--- Begin MATERIAL PROVIDED ---

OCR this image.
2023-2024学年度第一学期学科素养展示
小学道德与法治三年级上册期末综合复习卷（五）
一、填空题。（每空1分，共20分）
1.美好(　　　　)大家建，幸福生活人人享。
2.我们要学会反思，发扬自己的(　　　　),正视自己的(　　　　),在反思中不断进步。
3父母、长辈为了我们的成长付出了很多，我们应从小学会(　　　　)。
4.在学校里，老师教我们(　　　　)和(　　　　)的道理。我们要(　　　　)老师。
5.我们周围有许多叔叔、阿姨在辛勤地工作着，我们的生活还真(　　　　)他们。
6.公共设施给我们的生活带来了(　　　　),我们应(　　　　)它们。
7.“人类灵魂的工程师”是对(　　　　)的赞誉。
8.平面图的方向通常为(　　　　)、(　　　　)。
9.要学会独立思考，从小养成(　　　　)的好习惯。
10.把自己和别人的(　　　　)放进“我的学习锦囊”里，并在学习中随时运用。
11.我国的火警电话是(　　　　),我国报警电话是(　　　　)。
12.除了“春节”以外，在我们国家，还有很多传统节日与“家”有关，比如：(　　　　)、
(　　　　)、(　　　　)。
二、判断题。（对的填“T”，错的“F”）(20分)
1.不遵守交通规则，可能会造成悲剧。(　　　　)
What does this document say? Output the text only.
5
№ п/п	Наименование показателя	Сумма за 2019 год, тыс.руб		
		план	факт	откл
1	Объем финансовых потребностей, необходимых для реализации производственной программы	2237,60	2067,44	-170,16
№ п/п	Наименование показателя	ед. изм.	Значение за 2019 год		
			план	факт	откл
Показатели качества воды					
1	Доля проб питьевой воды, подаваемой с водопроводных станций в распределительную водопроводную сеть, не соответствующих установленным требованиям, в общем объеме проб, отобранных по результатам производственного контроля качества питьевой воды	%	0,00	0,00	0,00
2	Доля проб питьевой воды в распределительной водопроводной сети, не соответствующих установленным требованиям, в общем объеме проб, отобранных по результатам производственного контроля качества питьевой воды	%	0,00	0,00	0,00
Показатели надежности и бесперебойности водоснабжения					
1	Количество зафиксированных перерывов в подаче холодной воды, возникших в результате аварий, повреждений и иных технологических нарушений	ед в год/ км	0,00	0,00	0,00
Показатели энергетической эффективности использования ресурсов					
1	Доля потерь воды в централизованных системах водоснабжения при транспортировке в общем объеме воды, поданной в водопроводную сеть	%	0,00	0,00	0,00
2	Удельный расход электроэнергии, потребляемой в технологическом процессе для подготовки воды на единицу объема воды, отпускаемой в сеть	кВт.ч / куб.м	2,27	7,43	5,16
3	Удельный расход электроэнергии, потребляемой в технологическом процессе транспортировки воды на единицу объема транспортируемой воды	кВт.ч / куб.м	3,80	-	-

--- End MATERIAL PROVIDED ---

DIRECTIVE. The records above must be repeated exactly, every one of them.

COMPLETED TASK.
OCR this image.
2023-2024学年度第一学期学科素养展示
小学道德与法治三年级上册期末综合复习卷（五）
一、填空题。（每空1分，共20分）
1.美好(　　　　)大家建，幸福生活人人享。
2.我们要学会反思，发扬自己的(　　　　),正视自己的(　　　　),在反思中不断进步。
3父母、长辈为了我们的成长付出了很多，我们应从小学会(　　　　)。
4.在学校里，老师教我们(　　　　)和(　　　　)的道理。我们要(　　　　)老师。
5.我们周围有许多叔叔、阿姨在辛勤地工作着，我们的生活还真(　　　　)他们。
6.公共设施给我们的生活带来了(　　　　),我们应(　　　　)它们。
7.“人类灵魂的工程师”是对(　　　　)的赞誉。
8.平面图的方向通常为(　　　　)、(　　　　)。
9.要学会独立思考，从小养成(　　　　)的好习惯。
10.把自己和别人的(　　　　)放进“我的学习锦囊”里，并在学习中随时运用。
11.我国的火警电话是(　　　　),我国报警电话是(　　　　)。
12.除了“春节”以外，在我们国家，还有很多传统节日与“家”有关，比如：(　　　　)、
(　　　　)、(　　　　)。
二、判断题。（对的填“T”，错的“F”）(20分)
1.不遵守交通规则，可能会造成悲剧。(　　　　)
What does this document say? Output the text only.
5
№ п/п	Наименование показателя	Сумма за 2019 год, тыс.руб		
		план	факт	откл
1	Объем финансовых потребностей, необходимых для реализации производственной программы	2237,60	2067,44	-170,16
№ п/п	Наименование показателя	ед. изм.	Значение за 2019 год		
			план	факт	откл
Показатели качества воды					
1	Доля проб питьевой воды, подаваемой с водопроводных станций в распределительную водопроводную сеть, не соответствующих установленным требованиям, в общем объеме проб, отобранных по результатам производственного контроля качества питьевой воды	%	0,00	0,00	0,00
2	Доля проб питьевой воды в распределительной водопроводной сети, не соответствующих установленным требованиям, в общем объеме проб, отобранных по результатам производственного контроля качества питьевой воды	%	0,00	0,00	0,00
Показатели надежности и бесперебойности водоснабжения					
1	Количество зафиксированных перерывов в подаче холодной воды, возникших в результате аварий, повреждений и иных технологических нарушений	ед в год/ км	0,00	0,00	0,00
Показатели энергетической эффективности использования ресурсов					
1	Доля потерь воды в централизованных системах водоснабжения при транспортировке в общем объеме воды, поданной в водопроводную сеть	%	0,00	0,00	0,00
2	Удельный расход электроэнергии, потребляемой в технологическом процессе для подготовки воды на единицу объема воды, отпускаемой в сеть	кВт.ч / куб.м	2,27	7,43	5,16
3	Удельный расход электроэнергии, потребляемой в технологическом процессе транспортировки воды на единицу объема транспортируемой воды	кВт.ч / куб.м	3,80	-	-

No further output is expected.